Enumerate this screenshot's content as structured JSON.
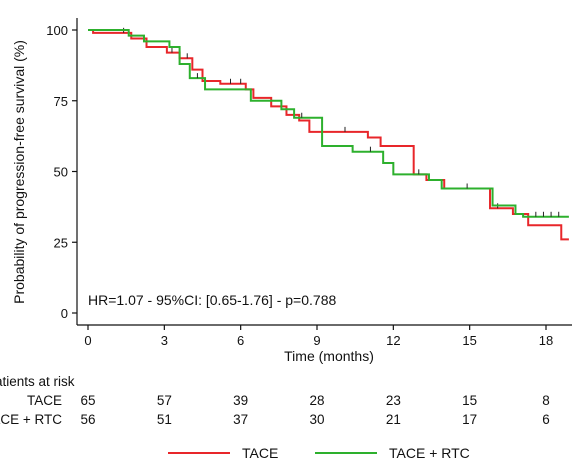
{
  "chart_data": {
    "type": "line",
    "subtype": "kaplan-meier step",
    "xlabel": "Time (months)",
    "ylabel": "Probability of progression-free survival (%)",
    "xlim": [
      0,
      19
    ],
    "ylim": [
      0,
      100
    ],
    "x_ticks": [
      0,
      3,
      6,
      9,
      12,
      15,
      18
    ],
    "y_ticks": [
      0,
      25,
      50,
      75,
      100
    ],
    "grid": false,
    "legend_position": "bottom",
    "annotation": "HR=1.07 - 95%CI: [0.65-1.76] - p=0.788",
    "series": [
      {
        "name": "TACE",
        "color": "#e8262a",
        "steps": [
          [
            0,
            100
          ],
          [
            0.2,
            99
          ],
          [
            1.7,
            97
          ],
          [
            2.3,
            94
          ],
          [
            3.1,
            92
          ],
          [
            3.6,
            90
          ],
          [
            4.1,
            86
          ],
          [
            4.5,
            82
          ],
          [
            5.2,
            81
          ],
          [
            6.2,
            79
          ],
          [
            6.5,
            76
          ],
          [
            7.2,
            73
          ],
          [
            7.8,
            70
          ],
          [
            8.3,
            68
          ],
          [
            8.7,
            64
          ],
          [
            10.3,
            64
          ],
          [
            11.0,
            62
          ],
          [
            11.5,
            59
          ],
          [
            12.5,
            59
          ],
          [
            12.8,
            49
          ],
          [
            13.3,
            47
          ],
          [
            14.0,
            44
          ],
          [
            15.4,
            44
          ],
          [
            15.8,
            37
          ],
          [
            16.7,
            35
          ],
          [
            17.3,
            31
          ],
          [
            18.6,
            26
          ],
          [
            18.9,
            26
          ]
        ],
        "censor_x": [
          1.4,
          3.3,
          3.9,
          5.6,
          6.0,
          8.1,
          10.1,
          16.1
        ]
      },
      {
        "name": "TACE + RTC",
        "color": "#2db02d",
        "steps": [
          [
            0,
            100
          ],
          [
            1.4,
            100
          ],
          [
            1.6,
            98
          ],
          [
            2.2,
            96
          ],
          [
            3.2,
            94
          ],
          [
            3.6,
            88
          ],
          [
            4.0,
            83
          ],
          [
            4.6,
            79
          ],
          [
            6.4,
            75
          ],
          [
            7.0,
            75
          ],
          [
            7.6,
            72
          ],
          [
            8.1,
            69
          ],
          [
            9.2,
            59
          ],
          [
            10.4,
            57
          ],
          [
            11.6,
            53
          ],
          [
            12.0,
            49
          ],
          [
            13.4,
            47
          ],
          [
            13.9,
            44
          ],
          [
            15.6,
            44
          ],
          [
            15.9,
            38
          ],
          [
            16.8,
            35
          ],
          [
            17.1,
            34
          ],
          [
            18.9,
            34
          ]
        ],
        "censor_x": [
          4.3,
          8.4,
          11.1,
          13.0,
          14.9,
          17.6,
          17.9,
          18.2,
          18.5
        ]
      }
    ],
    "risk_table": {
      "title": "Patients at risk",
      "times": [
        0,
        3,
        6,
        9,
        12,
        15,
        18
      ],
      "rows": [
        {
          "label": "TACE",
          "values": [
            65,
            57,
            39,
            28,
            23,
            15,
            8
          ]
        },
        {
          "label": "TACE + RTC",
          "values": [
            56,
            51,
            37,
            30,
            21,
            17,
            6
          ]
        }
      ]
    }
  }
}
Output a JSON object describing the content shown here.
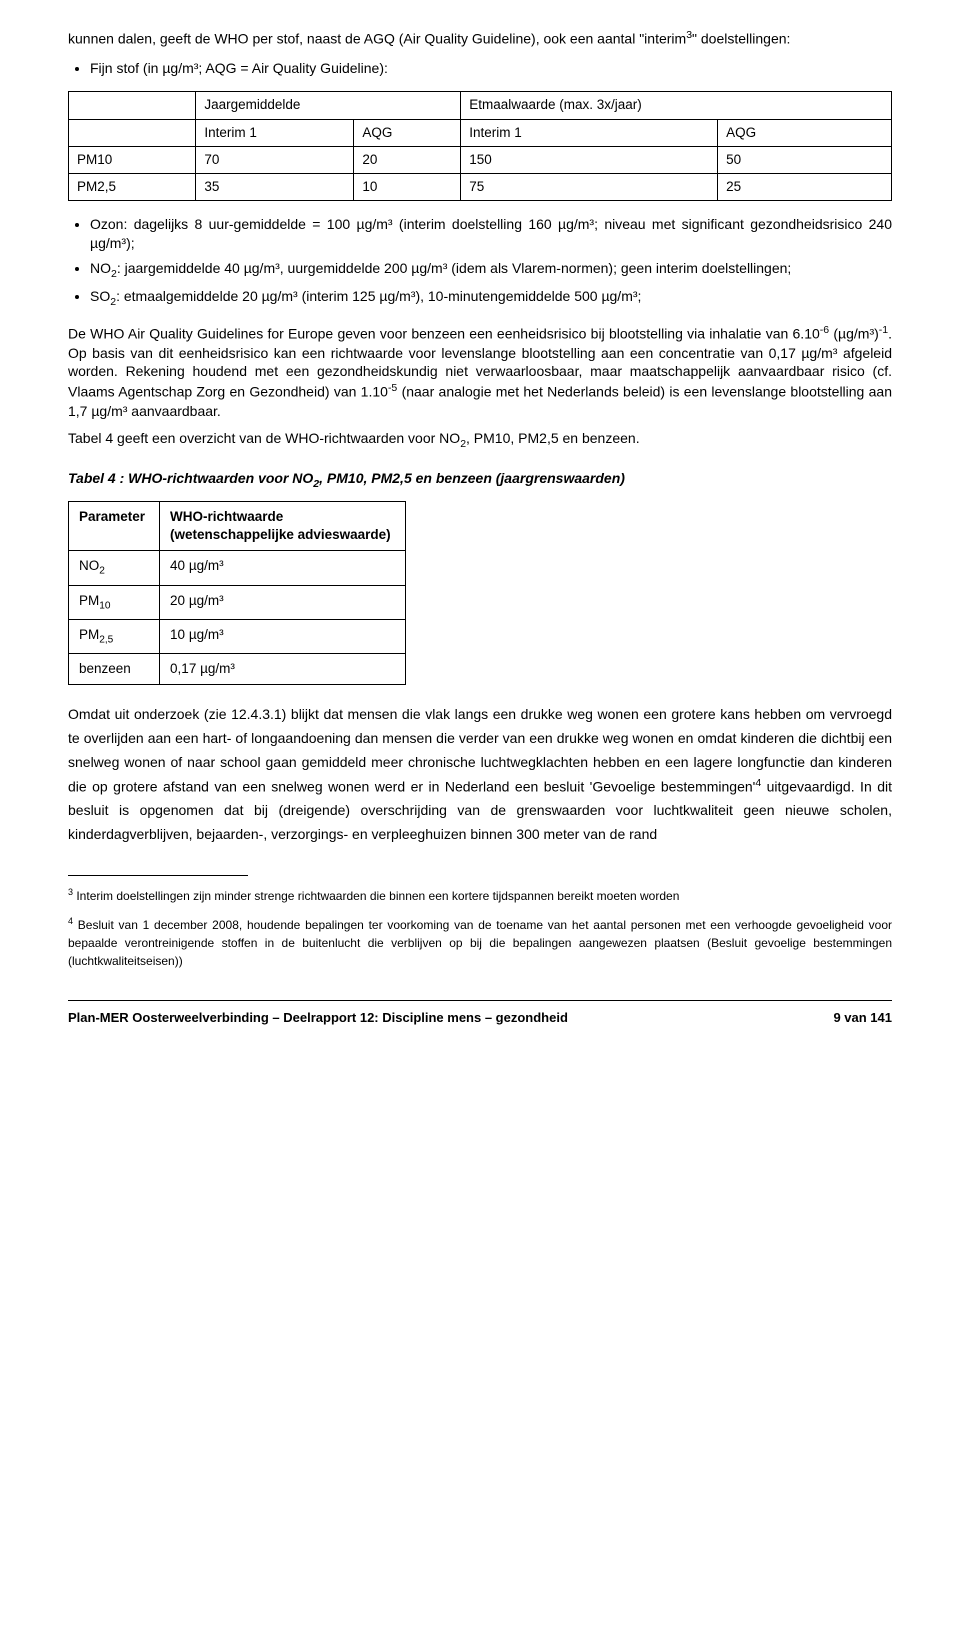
{
  "intro": {
    "para1_a": "kunnen dalen, geeft de WHO per stof, naast de AGQ (Air Quality Guideline), ook een aantal \"interim",
    "para1_sup": "3",
    "para1_b": "\" doelstellingen:"
  },
  "bullet_fijn": "Fijn stof (in µg/m³; AQG = Air Quality Guideline):",
  "table1": {
    "h_jaar": "Jaargemiddelde",
    "h_etmaal": "Etmaalwaarde (max. 3x/jaar)",
    "sub_i1a": "Interim 1",
    "sub_aqg_a": "AQG",
    "sub_i1b": "Interim 1",
    "sub_aqg_b": "AQG",
    "rows": [
      {
        "label": "PM10",
        "c1": "70",
        "c2": "20",
        "c3": "150",
        "c4": "50"
      },
      {
        "label": "PM2,5",
        "c1": "35",
        "c2": "10",
        "c3": "75",
        "c4": "25"
      }
    ]
  },
  "bullets2": {
    "ozon": "Ozon: dagelijks 8 uur-gemiddelde = 100 µg/m³ (interim doelstelling 160 µg/m³; niveau met significant gezondheidsrisico 240 µg/m³);",
    "no2_a": "NO",
    "no2_sub": "2",
    "no2_b": ": jaargemiddelde 40 µg/m³, uurgemiddelde 200 µg/m³ (idem als Vlarem-normen); geen interim doelstellingen;",
    "so2_a": "SO",
    "so2_sub": "2",
    "so2_b": ": etmaalgemiddelde 20 µg/m³ (interim 125 µg/m³), 10-minutengemiddelde 500 µg/m³;"
  },
  "para_who": {
    "a": "De WHO Air Quality Guidelines for Europe geven voor benzeen een eenheidsrisico bij blootstelling via inhalatie van 6.10",
    "sup1": "-6",
    "b": " (µg/m³)",
    "sup2": "-1",
    "c": ". Op basis van dit eenheidsrisico kan een richtwaarde voor levenslange blootstelling aan een concentratie van 0,17 µg/m³ afgeleid worden. Rekening houdend met een gezondheidskundig niet verwaarloosbaar, maar maatschappelijk aanvaardbaar risico (cf. Vlaams Agentschap Zorg en Gezondheid) van 1.10",
    "sup3": "-5",
    "d": " (naar analogie met het Nederlands beleid) is een levenslange blootstelling aan 1,7 µg/m³ aanvaardbaar."
  },
  "para_table4_intro_a": "Tabel 4 geeft een overzicht van de WHO-richtwaarden voor NO",
  "para_table4_intro_b": ", PM10, PM2,5 en benzeen.",
  "table4_title_a": "Tabel 4 : WHO-richtwaarden voor NO",
  "table4_title_b": ", PM10, PM2,5 en benzeen (jaargrenswaarden)",
  "table2": {
    "h_param": "Parameter",
    "h_richt_a": "WHO-richtwaarde",
    "h_richt_b": "(wetenschappelijke advieswaarde)",
    "rows": {
      "r0_label_a": "NO",
      "r0_label_sub": "2",
      "r0_val": "40 µg/m³",
      "r1_label_a": "PM",
      "r1_label_sub": "10",
      "r1_val": "20 µg/m³",
      "r2_label_a": "PM",
      "r2_label_sub": "2,5",
      "r2_val": "10 µg/m³",
      "r3_label": "benzeen",
      "r3_val": "0,17 µg/m³"
    }
  },
  "para_omdat_a": "Omdat uit onderzoek (zie 12.4.3.1) blijkt dat mensen die vlak langs een drukke weg wonen een grotere kans hebben om vervroegd te overlijden aan een hart- of longaandoening dan mensen die verder van een drukke weg wonen en omdat kinderen die dichtbij een snelweg wonen of naar school gaan gemiddeld meer chronische luchtwegklachten hebben en een lagere longfunctie dan kinderen die op grotere afstand van een snelweg wonen werd er in Nederland een besluit 'Gevoelige bestemmingen'",
  "para_omdat_sup": "4",
  "para_omdat_b": " uitgevaardigd. In dit besluit is opgenomen dat bij (dreigende) overschrijding van de grenswaarden voor luchtkwaliteit geen nieuwe scholen, kinderdagverblijven, bejaarden-, verzorgings- en verpleeghuizen binnen 300 meter van de rand",
  "footnotes": {
    "fn3_sup": "3",
    "fn3": " Interim doelstellingen zijn minder strenge richtwaarden die binnen een kortere tijdspannen bereikt moeten worden",
    "fn4_sup": "4",
    "fn4": " Besluit van 1 december 2008, houdende bepalingen ter voorkoming van de toename van het aantal personen met een verhoogde gevoeligheid voor bepaalde verontreinigende stoffen in de buitenlucht die verblijven op bij die bepalingen aangewezen plaatsen (Besluit gevoelige bestemmingen (luchtkwaliteitseisen))"
  },
  "footer": {
    "left": "Plan-MER Oosterweelverbinding – Deelrapport 12: Discipline mens – gezondheid",
    "right": "9 van 141"
  }
}
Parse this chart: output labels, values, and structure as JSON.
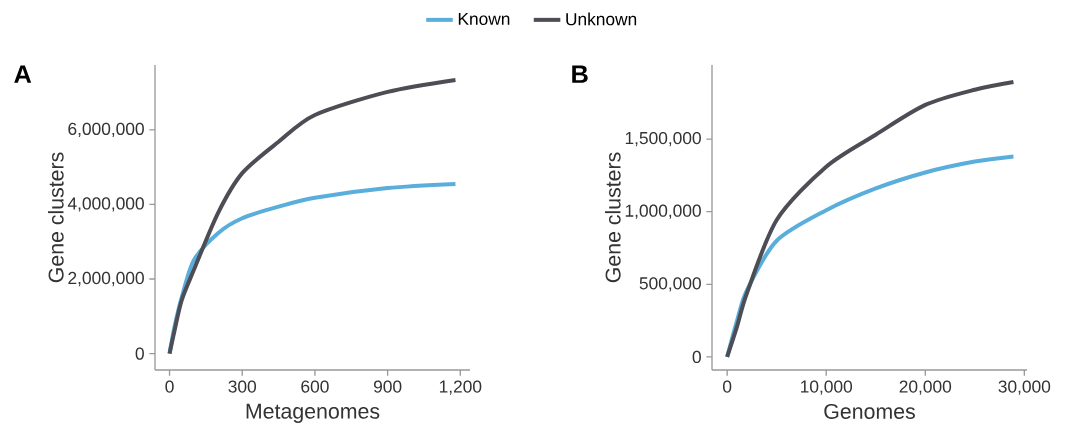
{
  "chart_data": [
    {
      "type": "line",
      "xlabel": "Metagenomes",
      "ylabel": "Gene clusters",
      "annotations": [
        "A"
      ],
      "legend": "top",
      "xlim": [
        -60,
        1240
      ],
      "ylim": [
        -440000,
        7740000
      ],
      "xticks": [
        0,
        300,
        600,
        900,
        {
          "value": 1200,
          "label": "1,200"
        }
      ],
      "yticks": [
        0,
        {
          "value": 2000000,
          "label": "2,000,000"
        },
        {
          "value": 4000000,
          "label": "4,000,000"
        },
        {
          "value": 6000000,
          "label": "6,000,000"
        }
      ],
      "series": [
        {
          "name": "Known",
          "color": "#5aaedc",
          "x": [
            0,
            20,
            50,
            100,
            200,
            300,
            450,
            600,
            900,
            1180
          ],
          "values": [
            0,
            700000,
            1500000,
            2500000,
            3230000,
            3630000,
            3940000,
            4180000,
            4440000,
            4550000
          ]
        },
        {
          "name": "Unknown",
          "color": "#4d4d55",
          "x": [
            0,
            20,
            50,
            100,
            200,
            300,
            450,
            600,
            900,
            1180
          ],
          "values": [
            0,
            600000,
            1430000,
            2240000,
            3770000,
            4840000,
            5680000,
            6400000,
            7020000,
            7340000
          ]
        }
      ]
    },
    {
      "type": "line",
      "xlabel": "Genomes",
      "ylabel": "Gene clusters",
      "annotations": [
        "B"
      ],
      "xlim": [
        -1530,
        30270
      ],
      "ylim": [
        -90000,
        2010000
      ],
      "xticks": [
        0,
        {
          "value": 10000,
          "label": "10,000"
        },
        {
          "value": 20000,
          "label": "20,000"
        },
        {
          "value": 30000,
          "label": "30,000"
        }
      ],
      "yticks": [
        0,
        {
          "value": 500000,
          "label": "500,000"
        },
        {
          "value": 1000000,
          "label": "1,000,000"
        },
        {
          "value": 1500000,
          "label": "1,500,000"
        }
      ],
      "series": [
        {
          "color": "#5aaedc",
          "x": [
            0,
            1000,
            2000,
            5000,
            10000,
            15000,
            20000,
            25000,
            28900
          ],
          "values": [
            0,
            250000,
            460000,
            800000,
            1010000,
            1160000,
            1270000,
            1345000,
            1380000
          ]
        },
        {
          "color": "#4d4d55",
          "x": [
            0,
            1000,
            2000,
            5000,
            10000,
            15000,
            20000,
            25000,
            28900
          ],
          "values": [
            0,
            210000,
            440000,
            943000,
            1310000,
            1530000,
            1735000,
            1840000,
            1893000
          ]
        }
      ]
    }
  ]
}
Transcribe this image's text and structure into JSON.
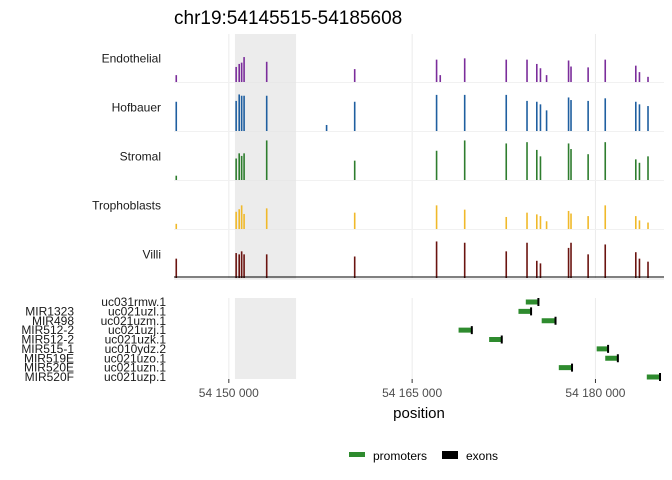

# What to produce:
In the listing, find each line with the string "binnen" and copy it.

# Expected answer:
  "para_omdat_b": " uitgevaardigd. In dit besluit is opgenomen dat bij (dreigende) overschrijding van de grenswaarden voor luchtkwaliteit geen nieuwe scholen, kinderdagverblijven, bejaarden-, verzorgings- en verpleeghuizen binnen 300 meter van de rand",
    "fn3": " Interim doelstellingen zijn minder strenge richtwaarden die binnen een kortere tijdspannen bereikt moeten worden",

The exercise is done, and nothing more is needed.